## [Direction]
Select all lines in the records that include "subscript".

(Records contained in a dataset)
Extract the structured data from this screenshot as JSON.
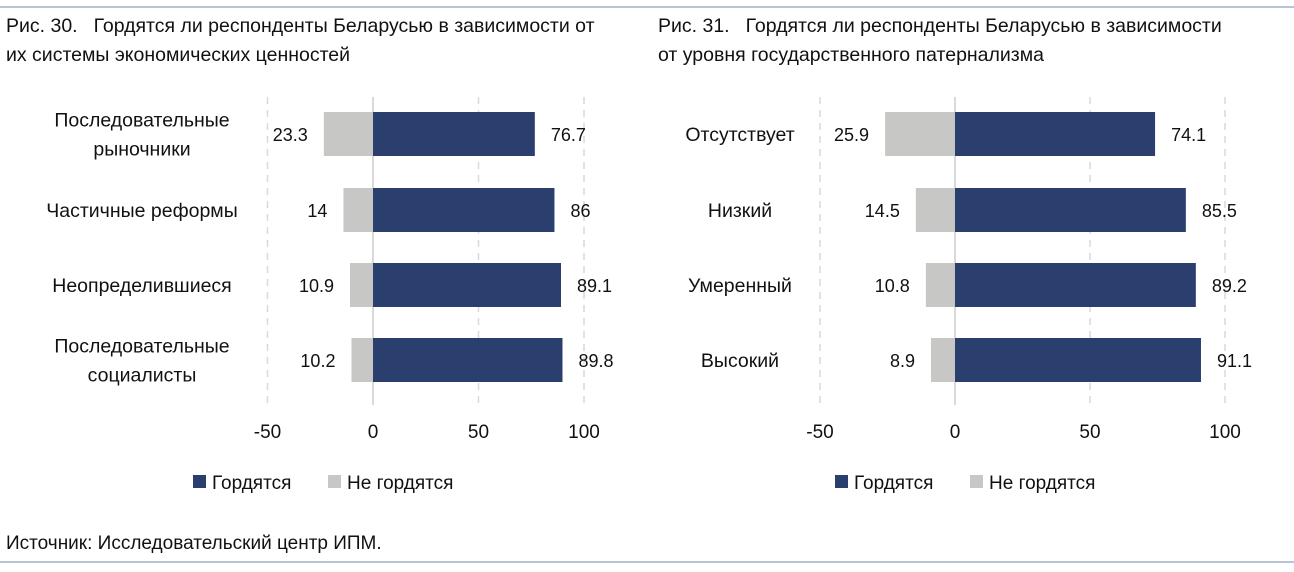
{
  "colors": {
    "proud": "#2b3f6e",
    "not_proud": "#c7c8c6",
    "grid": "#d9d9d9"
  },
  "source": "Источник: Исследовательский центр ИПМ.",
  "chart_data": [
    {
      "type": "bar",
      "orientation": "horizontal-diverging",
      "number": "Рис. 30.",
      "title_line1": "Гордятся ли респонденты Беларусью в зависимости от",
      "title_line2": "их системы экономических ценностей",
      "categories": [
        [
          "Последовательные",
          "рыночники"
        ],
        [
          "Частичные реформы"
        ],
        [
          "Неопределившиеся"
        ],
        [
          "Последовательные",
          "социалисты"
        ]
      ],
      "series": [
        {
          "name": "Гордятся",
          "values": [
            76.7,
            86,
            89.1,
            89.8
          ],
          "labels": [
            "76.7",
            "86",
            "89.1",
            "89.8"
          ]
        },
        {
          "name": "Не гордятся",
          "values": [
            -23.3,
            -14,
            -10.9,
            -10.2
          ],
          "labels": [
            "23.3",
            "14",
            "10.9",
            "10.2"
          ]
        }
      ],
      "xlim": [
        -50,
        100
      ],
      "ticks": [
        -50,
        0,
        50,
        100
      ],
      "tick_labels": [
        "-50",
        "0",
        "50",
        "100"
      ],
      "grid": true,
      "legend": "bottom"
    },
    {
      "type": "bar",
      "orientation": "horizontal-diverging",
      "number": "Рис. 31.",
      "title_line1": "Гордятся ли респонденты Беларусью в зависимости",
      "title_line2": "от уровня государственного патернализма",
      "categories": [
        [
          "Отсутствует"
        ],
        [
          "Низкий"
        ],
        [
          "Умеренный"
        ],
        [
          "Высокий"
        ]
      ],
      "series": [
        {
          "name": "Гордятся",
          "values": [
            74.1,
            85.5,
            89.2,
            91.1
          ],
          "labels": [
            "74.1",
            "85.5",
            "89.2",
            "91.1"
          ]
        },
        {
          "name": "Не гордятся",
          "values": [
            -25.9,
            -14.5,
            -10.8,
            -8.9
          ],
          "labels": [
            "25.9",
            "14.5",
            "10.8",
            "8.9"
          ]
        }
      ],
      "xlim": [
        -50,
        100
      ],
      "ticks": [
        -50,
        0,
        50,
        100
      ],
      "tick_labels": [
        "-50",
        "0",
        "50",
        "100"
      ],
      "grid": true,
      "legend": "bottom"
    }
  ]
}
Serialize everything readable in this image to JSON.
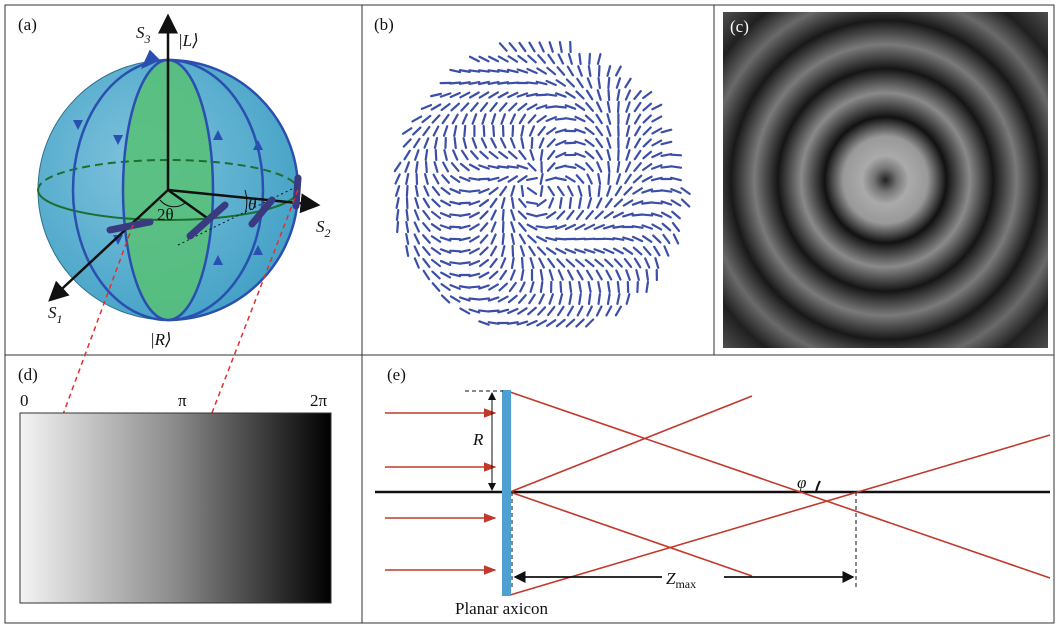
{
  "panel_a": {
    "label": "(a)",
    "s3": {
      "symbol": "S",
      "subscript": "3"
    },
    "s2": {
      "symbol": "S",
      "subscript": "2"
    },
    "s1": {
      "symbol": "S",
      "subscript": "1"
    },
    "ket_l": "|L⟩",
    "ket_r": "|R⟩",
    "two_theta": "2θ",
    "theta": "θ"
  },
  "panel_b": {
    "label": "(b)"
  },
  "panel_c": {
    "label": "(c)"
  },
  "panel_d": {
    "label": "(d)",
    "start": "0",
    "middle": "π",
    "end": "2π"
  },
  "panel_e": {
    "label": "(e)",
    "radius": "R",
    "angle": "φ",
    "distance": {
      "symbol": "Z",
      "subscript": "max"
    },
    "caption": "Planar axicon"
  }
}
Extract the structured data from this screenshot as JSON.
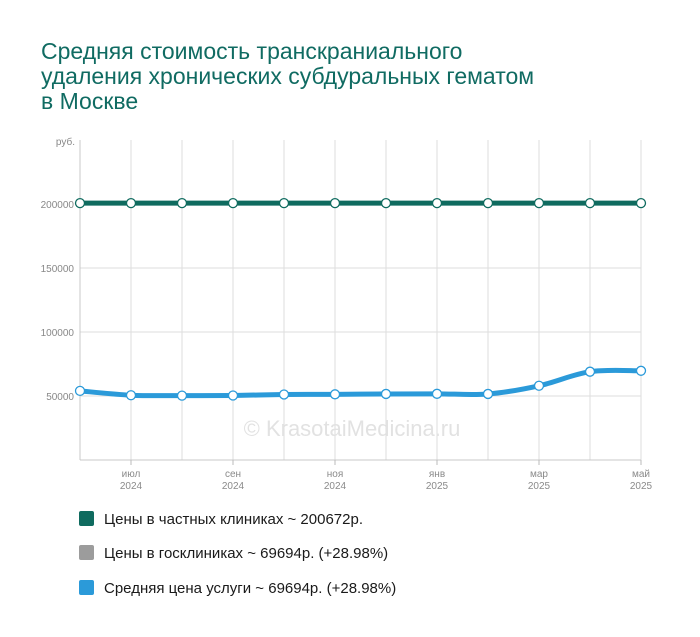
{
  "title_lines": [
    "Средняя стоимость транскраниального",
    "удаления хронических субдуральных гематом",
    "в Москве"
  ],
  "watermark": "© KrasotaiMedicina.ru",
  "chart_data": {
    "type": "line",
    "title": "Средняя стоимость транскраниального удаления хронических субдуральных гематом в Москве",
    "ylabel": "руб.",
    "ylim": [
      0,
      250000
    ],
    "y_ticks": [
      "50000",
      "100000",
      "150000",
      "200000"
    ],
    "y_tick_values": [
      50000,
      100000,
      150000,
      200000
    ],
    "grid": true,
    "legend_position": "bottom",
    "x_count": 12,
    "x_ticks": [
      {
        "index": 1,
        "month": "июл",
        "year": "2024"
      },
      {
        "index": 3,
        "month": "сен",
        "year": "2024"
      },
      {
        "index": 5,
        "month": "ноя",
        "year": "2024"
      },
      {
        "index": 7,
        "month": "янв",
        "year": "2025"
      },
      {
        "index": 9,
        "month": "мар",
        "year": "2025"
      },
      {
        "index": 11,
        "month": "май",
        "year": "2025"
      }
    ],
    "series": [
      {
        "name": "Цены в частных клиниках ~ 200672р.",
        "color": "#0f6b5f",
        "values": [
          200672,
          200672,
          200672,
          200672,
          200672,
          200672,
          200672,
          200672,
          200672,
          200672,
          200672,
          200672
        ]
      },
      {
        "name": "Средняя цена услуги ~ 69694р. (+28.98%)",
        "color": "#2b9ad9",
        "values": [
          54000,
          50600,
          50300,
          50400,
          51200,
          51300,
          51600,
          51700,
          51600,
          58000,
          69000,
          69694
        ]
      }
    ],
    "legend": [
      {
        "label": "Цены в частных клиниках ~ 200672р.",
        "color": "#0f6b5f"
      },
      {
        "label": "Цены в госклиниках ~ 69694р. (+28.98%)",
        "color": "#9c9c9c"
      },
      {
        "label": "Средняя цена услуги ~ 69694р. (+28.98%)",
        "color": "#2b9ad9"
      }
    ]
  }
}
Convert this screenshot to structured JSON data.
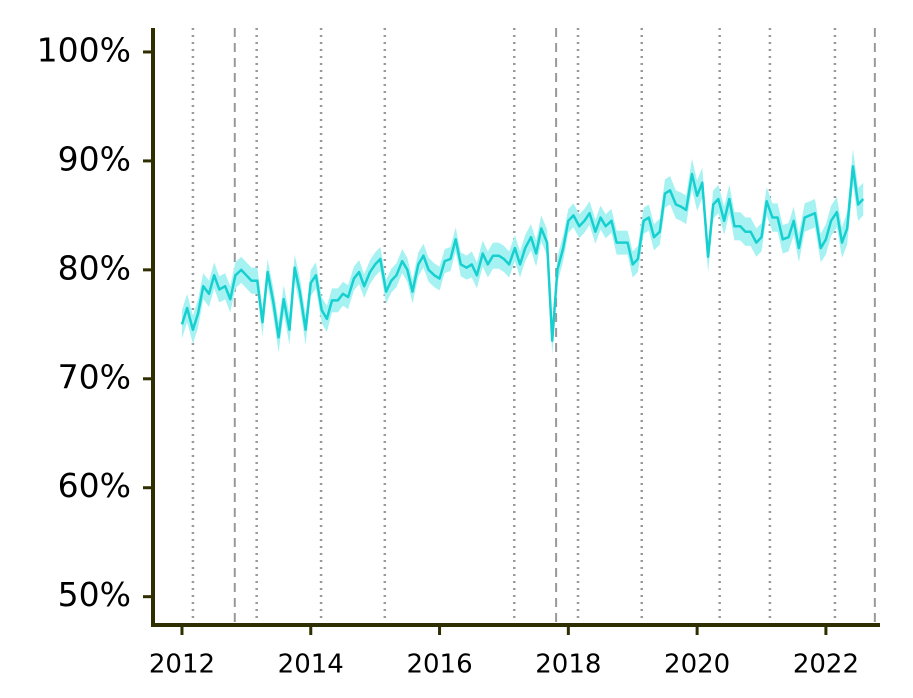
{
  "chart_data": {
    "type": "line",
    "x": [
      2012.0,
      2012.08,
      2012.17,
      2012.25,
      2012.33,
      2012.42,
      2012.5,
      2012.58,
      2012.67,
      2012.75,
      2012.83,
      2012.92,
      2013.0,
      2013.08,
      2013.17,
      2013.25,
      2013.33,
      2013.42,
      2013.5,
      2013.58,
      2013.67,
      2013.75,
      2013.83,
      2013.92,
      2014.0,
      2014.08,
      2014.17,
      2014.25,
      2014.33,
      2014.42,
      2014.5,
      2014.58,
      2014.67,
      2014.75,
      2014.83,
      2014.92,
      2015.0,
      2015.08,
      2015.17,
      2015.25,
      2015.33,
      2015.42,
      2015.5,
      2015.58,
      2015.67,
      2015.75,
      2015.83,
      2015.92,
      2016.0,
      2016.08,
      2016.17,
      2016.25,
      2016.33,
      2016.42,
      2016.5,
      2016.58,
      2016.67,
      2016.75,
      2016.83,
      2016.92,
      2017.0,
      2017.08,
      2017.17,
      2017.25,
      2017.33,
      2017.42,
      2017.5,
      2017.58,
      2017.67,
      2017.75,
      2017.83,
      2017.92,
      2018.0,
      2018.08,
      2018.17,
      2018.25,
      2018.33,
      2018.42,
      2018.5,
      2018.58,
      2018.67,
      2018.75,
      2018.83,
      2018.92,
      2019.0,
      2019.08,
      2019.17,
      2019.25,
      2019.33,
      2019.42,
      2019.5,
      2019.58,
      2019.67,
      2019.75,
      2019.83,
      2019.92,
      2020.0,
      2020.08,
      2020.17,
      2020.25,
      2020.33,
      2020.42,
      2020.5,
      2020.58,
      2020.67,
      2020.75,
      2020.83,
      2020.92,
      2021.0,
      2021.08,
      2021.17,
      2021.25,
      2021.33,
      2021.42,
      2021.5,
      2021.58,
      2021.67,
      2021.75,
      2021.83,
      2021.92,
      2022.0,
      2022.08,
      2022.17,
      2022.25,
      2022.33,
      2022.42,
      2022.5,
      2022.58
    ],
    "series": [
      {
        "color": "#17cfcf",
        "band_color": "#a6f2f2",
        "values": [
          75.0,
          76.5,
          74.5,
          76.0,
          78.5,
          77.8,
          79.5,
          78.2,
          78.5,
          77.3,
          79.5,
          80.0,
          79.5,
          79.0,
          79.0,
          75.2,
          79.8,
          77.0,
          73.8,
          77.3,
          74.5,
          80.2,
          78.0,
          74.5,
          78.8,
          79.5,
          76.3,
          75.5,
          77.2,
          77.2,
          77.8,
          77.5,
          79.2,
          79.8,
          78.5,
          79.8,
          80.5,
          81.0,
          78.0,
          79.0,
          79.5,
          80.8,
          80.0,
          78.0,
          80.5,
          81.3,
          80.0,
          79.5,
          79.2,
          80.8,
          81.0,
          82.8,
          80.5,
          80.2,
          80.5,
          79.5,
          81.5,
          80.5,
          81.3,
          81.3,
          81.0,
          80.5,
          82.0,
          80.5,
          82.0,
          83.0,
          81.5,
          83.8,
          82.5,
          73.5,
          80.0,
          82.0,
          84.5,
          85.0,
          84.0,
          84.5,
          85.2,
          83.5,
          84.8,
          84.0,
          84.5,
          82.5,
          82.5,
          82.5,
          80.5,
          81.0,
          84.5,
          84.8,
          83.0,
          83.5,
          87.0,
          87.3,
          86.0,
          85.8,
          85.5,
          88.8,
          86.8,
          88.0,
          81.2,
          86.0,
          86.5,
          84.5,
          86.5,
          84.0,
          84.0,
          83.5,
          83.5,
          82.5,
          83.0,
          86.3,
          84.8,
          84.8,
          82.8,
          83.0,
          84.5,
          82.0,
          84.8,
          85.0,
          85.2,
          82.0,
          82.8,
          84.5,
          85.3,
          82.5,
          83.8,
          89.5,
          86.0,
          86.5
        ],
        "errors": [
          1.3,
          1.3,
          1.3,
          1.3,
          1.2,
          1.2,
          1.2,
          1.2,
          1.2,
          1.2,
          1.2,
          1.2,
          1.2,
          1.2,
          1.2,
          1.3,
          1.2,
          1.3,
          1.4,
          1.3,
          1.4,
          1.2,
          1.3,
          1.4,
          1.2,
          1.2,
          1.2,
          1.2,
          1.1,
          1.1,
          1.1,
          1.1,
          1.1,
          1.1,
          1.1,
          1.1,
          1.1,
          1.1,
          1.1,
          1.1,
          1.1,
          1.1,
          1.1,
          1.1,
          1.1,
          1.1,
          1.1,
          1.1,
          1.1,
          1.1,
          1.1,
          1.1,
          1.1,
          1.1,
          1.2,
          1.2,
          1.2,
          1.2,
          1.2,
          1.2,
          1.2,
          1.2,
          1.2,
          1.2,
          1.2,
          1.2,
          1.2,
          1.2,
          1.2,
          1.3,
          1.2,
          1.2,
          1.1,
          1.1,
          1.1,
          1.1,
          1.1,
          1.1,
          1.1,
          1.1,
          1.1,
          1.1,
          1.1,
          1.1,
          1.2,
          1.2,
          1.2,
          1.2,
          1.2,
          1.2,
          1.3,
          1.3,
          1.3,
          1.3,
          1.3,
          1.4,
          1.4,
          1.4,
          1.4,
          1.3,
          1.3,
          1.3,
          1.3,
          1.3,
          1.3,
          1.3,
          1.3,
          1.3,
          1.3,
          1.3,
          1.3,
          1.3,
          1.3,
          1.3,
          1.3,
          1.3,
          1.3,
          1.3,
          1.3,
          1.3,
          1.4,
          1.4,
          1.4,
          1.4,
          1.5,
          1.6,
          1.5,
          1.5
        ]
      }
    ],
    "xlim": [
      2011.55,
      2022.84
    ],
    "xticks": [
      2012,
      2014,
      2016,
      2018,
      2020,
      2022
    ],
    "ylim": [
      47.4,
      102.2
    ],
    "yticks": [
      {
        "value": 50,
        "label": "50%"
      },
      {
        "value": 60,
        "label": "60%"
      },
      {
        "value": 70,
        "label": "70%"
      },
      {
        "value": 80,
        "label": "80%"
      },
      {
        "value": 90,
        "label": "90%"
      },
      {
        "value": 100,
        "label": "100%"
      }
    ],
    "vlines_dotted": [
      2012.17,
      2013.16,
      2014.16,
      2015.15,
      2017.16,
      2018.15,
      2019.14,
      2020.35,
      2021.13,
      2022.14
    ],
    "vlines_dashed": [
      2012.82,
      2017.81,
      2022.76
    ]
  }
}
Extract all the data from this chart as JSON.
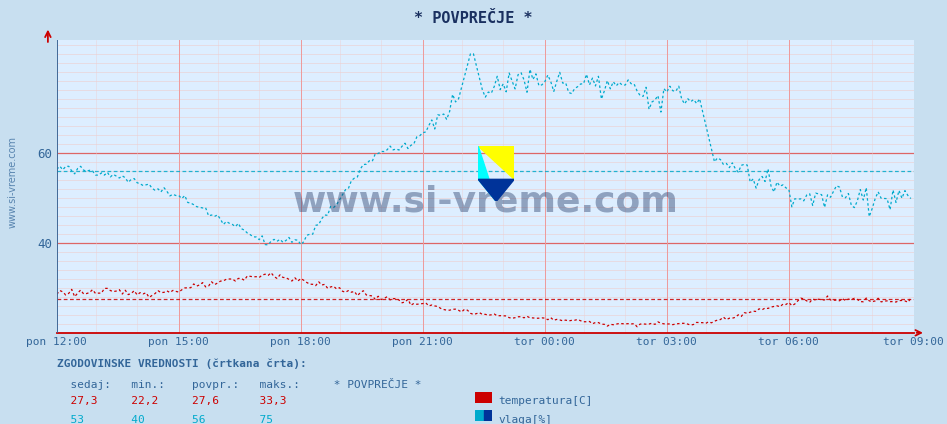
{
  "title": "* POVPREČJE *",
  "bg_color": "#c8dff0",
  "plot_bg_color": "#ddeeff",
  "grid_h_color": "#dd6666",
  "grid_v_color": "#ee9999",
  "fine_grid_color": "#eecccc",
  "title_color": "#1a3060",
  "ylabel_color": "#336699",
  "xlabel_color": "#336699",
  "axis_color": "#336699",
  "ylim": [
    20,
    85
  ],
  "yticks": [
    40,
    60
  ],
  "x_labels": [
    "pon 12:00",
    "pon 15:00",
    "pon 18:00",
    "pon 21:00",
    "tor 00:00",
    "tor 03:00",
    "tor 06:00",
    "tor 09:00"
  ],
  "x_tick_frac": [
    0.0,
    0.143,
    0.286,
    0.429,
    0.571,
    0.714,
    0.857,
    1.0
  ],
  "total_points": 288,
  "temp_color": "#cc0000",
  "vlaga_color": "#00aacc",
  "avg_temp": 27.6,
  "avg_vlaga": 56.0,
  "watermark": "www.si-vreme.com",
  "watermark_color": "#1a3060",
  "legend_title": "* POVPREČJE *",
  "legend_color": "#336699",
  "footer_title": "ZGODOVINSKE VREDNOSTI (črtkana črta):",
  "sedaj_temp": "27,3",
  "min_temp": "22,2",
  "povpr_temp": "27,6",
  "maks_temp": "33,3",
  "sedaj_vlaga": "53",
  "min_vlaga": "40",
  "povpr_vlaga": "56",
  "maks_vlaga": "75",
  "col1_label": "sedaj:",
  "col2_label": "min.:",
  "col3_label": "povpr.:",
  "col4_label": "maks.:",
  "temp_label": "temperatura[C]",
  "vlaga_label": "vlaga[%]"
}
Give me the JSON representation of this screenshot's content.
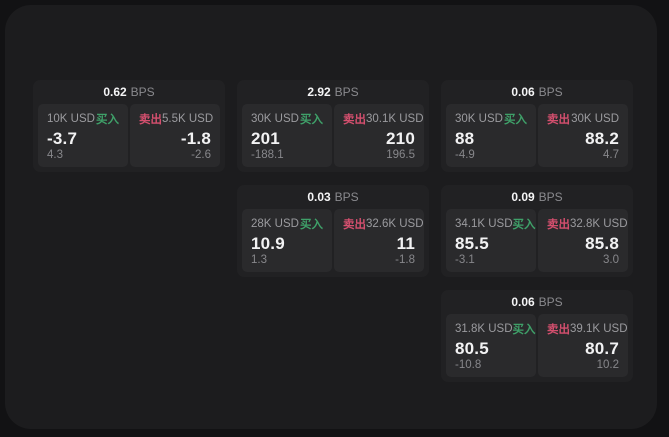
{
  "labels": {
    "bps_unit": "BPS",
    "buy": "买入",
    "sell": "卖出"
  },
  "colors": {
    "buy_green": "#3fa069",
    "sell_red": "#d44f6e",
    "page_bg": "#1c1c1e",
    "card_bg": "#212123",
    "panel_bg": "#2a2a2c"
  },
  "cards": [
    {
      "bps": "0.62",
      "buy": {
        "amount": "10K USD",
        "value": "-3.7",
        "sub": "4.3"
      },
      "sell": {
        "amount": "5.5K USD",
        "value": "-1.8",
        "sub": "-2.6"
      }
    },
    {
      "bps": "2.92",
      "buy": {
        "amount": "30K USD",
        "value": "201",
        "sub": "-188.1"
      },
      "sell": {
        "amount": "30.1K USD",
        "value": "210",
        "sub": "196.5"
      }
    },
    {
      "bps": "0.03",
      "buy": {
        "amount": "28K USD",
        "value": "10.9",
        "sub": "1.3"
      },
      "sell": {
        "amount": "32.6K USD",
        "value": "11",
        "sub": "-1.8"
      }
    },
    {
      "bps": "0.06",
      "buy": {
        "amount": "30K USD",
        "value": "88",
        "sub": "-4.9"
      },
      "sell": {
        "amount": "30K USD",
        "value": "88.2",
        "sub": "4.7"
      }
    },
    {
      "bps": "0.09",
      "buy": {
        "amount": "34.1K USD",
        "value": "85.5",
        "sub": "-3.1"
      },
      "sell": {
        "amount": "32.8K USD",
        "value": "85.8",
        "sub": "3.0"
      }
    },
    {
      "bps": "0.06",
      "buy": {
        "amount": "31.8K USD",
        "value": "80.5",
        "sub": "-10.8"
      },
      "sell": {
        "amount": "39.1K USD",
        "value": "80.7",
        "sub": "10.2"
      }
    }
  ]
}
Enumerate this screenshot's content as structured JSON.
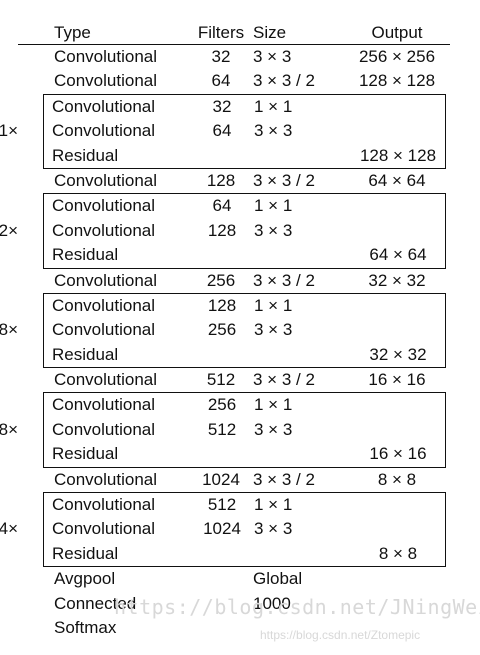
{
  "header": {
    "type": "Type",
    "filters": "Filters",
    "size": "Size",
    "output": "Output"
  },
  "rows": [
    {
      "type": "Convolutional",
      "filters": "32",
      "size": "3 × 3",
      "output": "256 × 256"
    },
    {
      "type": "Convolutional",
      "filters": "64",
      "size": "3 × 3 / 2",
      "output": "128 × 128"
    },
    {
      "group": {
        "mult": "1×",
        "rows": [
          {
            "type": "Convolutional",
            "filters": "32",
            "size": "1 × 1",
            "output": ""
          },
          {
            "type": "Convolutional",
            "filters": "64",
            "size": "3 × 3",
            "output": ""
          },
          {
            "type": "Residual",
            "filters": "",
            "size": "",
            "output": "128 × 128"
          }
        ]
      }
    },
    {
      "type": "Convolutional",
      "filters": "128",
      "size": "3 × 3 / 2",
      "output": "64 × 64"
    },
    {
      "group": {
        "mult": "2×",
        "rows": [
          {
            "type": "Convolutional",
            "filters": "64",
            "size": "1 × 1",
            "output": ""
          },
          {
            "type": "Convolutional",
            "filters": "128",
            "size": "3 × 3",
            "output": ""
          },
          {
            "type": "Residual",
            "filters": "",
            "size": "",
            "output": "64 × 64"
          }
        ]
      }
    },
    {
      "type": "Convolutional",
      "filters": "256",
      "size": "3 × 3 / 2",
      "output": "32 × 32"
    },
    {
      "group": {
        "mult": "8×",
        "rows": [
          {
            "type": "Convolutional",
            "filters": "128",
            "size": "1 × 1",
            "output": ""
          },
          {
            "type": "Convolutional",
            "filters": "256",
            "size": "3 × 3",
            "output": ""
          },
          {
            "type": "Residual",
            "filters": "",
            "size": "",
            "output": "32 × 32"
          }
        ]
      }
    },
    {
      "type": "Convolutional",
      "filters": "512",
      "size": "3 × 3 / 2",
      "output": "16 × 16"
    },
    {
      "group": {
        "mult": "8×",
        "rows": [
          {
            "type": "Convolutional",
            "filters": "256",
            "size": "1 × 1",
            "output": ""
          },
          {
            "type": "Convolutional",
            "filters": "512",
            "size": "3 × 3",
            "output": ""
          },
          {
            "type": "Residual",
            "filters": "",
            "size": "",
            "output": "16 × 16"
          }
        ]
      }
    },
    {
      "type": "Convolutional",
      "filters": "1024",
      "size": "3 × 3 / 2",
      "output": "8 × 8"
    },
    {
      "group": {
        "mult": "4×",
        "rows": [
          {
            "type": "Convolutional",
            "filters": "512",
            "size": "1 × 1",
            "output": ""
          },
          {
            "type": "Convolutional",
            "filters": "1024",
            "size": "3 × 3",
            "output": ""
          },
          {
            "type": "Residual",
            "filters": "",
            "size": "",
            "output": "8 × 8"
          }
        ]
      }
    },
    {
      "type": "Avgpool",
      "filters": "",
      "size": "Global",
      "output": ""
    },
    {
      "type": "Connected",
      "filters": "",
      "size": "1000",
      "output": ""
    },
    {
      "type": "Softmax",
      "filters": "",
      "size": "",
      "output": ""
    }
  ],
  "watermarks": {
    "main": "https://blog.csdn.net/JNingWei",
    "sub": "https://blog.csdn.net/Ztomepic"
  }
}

## [Correct result]
      "subscript": "3"
      "subscript": "2"
      "subscript": "1"
      "subscript": "max"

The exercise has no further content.